Your instructions - Repeat the records below exactly as they appear.

╭─ Entries provided

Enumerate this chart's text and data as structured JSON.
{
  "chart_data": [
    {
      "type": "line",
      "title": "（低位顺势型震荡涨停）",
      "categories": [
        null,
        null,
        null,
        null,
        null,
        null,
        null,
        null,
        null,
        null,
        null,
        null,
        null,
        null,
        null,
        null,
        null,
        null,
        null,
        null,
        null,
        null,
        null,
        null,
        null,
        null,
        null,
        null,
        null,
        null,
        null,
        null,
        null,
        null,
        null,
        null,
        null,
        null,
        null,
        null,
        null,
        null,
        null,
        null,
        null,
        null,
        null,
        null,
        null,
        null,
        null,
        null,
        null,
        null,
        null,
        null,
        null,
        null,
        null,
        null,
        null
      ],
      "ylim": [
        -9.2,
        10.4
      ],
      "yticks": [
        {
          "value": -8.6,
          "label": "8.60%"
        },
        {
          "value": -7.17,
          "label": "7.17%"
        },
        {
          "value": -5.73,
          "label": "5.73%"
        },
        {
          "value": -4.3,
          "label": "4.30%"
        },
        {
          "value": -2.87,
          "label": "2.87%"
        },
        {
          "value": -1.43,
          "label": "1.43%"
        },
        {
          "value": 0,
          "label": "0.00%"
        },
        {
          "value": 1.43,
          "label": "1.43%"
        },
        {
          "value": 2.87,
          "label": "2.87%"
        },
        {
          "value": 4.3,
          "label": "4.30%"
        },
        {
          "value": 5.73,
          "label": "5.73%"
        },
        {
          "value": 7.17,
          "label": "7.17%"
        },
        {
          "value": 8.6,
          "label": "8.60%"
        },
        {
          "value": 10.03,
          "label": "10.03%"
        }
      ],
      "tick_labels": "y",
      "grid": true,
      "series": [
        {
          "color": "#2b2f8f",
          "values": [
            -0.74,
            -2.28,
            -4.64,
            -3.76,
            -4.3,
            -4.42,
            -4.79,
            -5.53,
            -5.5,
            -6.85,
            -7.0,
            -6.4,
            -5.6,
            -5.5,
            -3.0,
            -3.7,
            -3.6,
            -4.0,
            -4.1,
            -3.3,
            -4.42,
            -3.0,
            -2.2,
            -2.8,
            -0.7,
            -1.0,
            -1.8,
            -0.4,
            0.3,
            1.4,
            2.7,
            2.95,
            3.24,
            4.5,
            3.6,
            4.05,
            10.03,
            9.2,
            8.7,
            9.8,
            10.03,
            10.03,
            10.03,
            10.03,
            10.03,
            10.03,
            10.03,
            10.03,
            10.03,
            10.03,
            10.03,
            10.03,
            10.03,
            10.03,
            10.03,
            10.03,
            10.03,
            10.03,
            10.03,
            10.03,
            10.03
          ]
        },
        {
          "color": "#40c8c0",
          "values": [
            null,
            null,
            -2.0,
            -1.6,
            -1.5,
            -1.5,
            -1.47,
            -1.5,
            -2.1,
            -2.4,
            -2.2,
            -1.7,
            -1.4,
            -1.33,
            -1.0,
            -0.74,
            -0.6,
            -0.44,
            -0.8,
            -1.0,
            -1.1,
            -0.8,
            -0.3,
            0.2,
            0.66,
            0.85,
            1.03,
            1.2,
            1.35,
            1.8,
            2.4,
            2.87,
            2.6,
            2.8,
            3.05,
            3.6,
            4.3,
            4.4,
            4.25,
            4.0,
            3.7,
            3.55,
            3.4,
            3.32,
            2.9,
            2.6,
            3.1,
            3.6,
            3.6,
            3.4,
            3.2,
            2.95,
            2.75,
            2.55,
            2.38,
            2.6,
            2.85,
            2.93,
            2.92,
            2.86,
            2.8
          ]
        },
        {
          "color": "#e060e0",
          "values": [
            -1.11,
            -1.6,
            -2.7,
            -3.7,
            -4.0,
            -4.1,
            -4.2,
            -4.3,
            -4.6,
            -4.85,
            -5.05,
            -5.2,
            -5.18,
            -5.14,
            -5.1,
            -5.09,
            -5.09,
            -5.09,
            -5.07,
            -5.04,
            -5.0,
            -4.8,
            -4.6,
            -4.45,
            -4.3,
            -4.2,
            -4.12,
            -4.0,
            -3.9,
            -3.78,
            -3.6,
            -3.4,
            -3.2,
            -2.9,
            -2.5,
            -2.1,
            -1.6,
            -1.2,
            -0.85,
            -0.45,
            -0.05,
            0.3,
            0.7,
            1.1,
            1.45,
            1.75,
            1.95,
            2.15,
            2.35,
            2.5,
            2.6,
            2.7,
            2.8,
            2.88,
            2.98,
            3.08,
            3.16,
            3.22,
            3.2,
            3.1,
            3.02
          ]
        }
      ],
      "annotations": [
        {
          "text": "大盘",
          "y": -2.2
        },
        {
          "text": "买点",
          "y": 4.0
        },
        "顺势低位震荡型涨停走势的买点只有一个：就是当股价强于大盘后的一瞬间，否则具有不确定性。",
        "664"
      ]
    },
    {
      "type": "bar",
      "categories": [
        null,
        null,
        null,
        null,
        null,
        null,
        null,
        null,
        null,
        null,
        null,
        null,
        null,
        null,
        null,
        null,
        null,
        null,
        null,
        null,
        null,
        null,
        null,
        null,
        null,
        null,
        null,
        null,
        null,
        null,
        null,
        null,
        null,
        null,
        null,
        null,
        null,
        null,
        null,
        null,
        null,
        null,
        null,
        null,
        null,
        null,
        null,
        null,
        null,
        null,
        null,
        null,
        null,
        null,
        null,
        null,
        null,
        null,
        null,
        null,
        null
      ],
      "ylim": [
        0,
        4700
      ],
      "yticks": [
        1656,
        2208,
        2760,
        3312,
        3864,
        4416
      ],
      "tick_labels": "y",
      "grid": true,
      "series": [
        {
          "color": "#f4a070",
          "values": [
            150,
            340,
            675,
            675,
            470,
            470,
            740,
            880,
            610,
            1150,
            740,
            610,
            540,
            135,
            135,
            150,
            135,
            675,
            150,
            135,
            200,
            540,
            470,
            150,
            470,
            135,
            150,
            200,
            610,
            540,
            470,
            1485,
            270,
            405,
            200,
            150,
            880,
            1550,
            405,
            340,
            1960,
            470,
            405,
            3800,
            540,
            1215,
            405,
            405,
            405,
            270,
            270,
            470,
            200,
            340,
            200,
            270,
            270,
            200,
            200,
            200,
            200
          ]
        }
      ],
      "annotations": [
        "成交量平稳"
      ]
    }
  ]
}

╰─

Answer below -
Enumerate this chart's text and data as structured JSON.
{
  "chart_data": [
    {
      "type": "line",
      "title": "（低位顺势型震荡涨停）",
      "categories": [
        null,
        null,
        null,
        null,
        null,
        null,
        null,
        null,
        null,
        null,
        null,
        null,
        null,
        null,
        null,
        null,
        null,
        null,
        null,
        null,
        null,
        null,
        null,
        null,
        null,
        null,
        null,
        null,
        null,
        null,
        null,
        null,
        null,
        null,
        null,
        null,
        null,
        null,
        null,
        null,
        null,
        null,
        null,
        null,
        null,
        null,
        null,
        null,
        null,
        null,
        null,
        null,
        null,
        null,
        null,
        null,
        null,
        null,
        null,
        null,
        null
      ],
      "ylim": [
        -9.2,
        10.4
      ],
      "yticks": [
        {
          "value": -8.6,
          "label": "8.60%"
        },
        {
          "value": -7.17,
          "label": "7.17%"
        },
        {
          "value": -5.73,
          "label": "5.73%"
        },
        {
          "value": -4.3,
          "label": "4.30%"
        },
        {
          "value": -2.87,
          "label": "2.87%"
        },
        {
          "value": -1.43,
          "label": "1.43%"
        },
        {
          "value": 0,
          "label": "0.00%"
        },
        {
          "value": 1.43,
          "label": "1.43%"
        },
        {
          "value": 2.87,
          "label": "2.87%"
        },
        {
          "value": 4.3,
          "label": "4.30%"
        },
        {
          "value": 5.73,
          "label": "5.73%"
        },
        {
          "value": 7.17,
          "label": "7.17%"
        },
        {
          "value": 8.6,
          "label": "8.60%"
        },
        {
          "value": 10.03,
          "label": "10.03%"
        }
      ],
      "tick_labels": "y",
      "grid": true,
      "series": [
        {
          "color": "#2b2f8f",
          "values": [
            -0.74,
            -2.28,
            -4.64,
            -3.76,
            -4.3,
            -4.42,
            -4.79,
            -5.53,
            -5.5,
            -6.85,
            -7.0,
            -6.4,
            -5.6,
            -5.5,
            -3.0,
            -3.7,
            -3.6,
            -4.0,
            -4.1,
            -3.3,
            -4.42,
            -3.0,
            -2.2,
            -2.8,
            -0.7,
            -1.0,
            -1.8,
            -0.4,
            0.3,
            1.4,
            2.7,
            2.95,
            3.24,
            4.5,
            3.6,
            4.05,
            10.03,
            9.2,
            8.7,
            9.8,
            10.03,
            10.03,
            10.03,
            10.03,
            10.03,
            10.03,
            10.03,
            10.03,
            10.03,
            10.03,
            10.03,
            10.03,
            10.03,
            10.03,
            10.03,
            10.03,
            10.03,
            10.03,
            10.03,
            10.03,
            10.03
          ]
        },
        {
          "color": "#40c8c0",
          "values": [
            null,
            null,
            -2.0,
            -1.6,
            -1.5,
            -1.5,
            -1.47,
            -1.5,
            -2.1,
            -2.4,
            -2.2,
            -1.7,
            -1.4,
            -1.33,
            -1.0,
            -0.74,
            -0.6,
            -0.44,
            -0.8,
            -1.0,
            -1.1,
            -0.8,
            -0.3,
            0.2,
            0.66,
            0.85,
            1.03,
            1.2,
            1.35,
            1.8,
            2.4,
            2.87,
            2.6,
            2.8,
            3.05,
            3.6,
            4.3,
            4.4,
            4.25,
            4.0,
            3.7,
            3.55,
            3.4,
            3.32,
            2.9,
            2.6,
            3.1,
            3.6,
            3.6,
            3.4,
            3.2,
            2.95,
            2.75,
            2.55,
            2.38,
            2.6,
            2.85,
            2.93,
            2.92,
            2.86,
            2.8
          ]
        },
        {
          "color": "#e060e0",
          "values": [
            -1.11,
            -1.6,
            -2.7,
            -3.7,
            -4.0,
            -4.1,
            -4.2,
            -4.3,
            -4.6,
            -4.85,
            -5.05,
            -5.2,
            -5.18,
            -5.14,
            -5.1,
            -5.09,
            -5.09,
            -5.09,
            -5.07,
            -5.04,
            -5.0,
            -4.8,
            -4.6,
            -4.45,
            -4.3,
            -4.2,
            -4.12,
            -4.0,
            -3.9,
            -3.78,
            -3.6,
            -3.4,
            -3.2,
            -2.9,
            -2.5,
            -2.1,
            -1.6,
            -1.2,
            -0.85,
            -0.45,
            -0.05,
            0.3,
            0.7,
            1.1,
            1.45,
            1.75,
            1.95,
            2.15,
            2.35,
            2.5,
            2.6,
            2.7,
            2.8,
            2.88,
            2.98,
            3.08,
            3.16,
            3.22,
            3.2,
            3.1,
            3.02
          ]
        }
      ],
      "annotations": [
        {
          "text": "大盘",
          "y": -2.2
        },
        {
          "text": "买点",
          "y": 4.0
        },
        "顺势低位震荡型涨停走势的买点只有一个：就是当股价强于大盘后的一瞬间，否则具有不确定性。",
        "664"
      ]
    },
    {
      "type": "bar",
      "categories": [
        null,
        null,
        null,
        null,
        null,
        null,
        null,
        null,
        null,
        null,
        null,
        null,
        null,
        null,
        null,
        null,
        null,
        null,
        null,
        null,
        null,
        null,
        null,
        null,
        null,
        null,
        null,
        null,
        null,
        null,
        null,
        null,
        null,
        null,
        null,
        null,
        null,
        null,
        null,
        null,
        null,
        null,
        null,
        null,
        null,
        null,
        null,
        null,
        null,
        null,
        null,
        null,
        null,
        null,
        null,
        null,
        null,
        null,
        null,
        null,
        null
      ],
      "ylim": [
        0,
        4700
      ],
      "yticks": [
        1656,
        2208,
        2760,
        3312,
        3864,
        4416
      ],
      "tick_labels": "y",
      "grid": true,
      "series": [
        {
          "color": "#f4a070",
          "values": [
            150,
            340,
            675,
            675,
            470,
            470,
            740,
            880,
            610,
            1150,
            740,
            610,
            540,
            135,
            135,
            150,
            135,
            675,
            150,
            135,
            200,
            540,
            470,
            150,
            470,
            135,
            150,
            200,
            610,
            540,
            470,
            1485,
            270,
            405,
            200,
            150,
            880,
            1550,
            405,
            340,
            1960,
            470,
            405,
            3800,
            540,
            1215,
            405,
            405,
            405,
            270,
            270,
            470,
            200,
            340,
            200,
            270,
            270,
            200,
            200,
            200,
            200
          ]
        }
      ],
      "annotations": [
        "成交量平稳"
      ]
    }
  ]
}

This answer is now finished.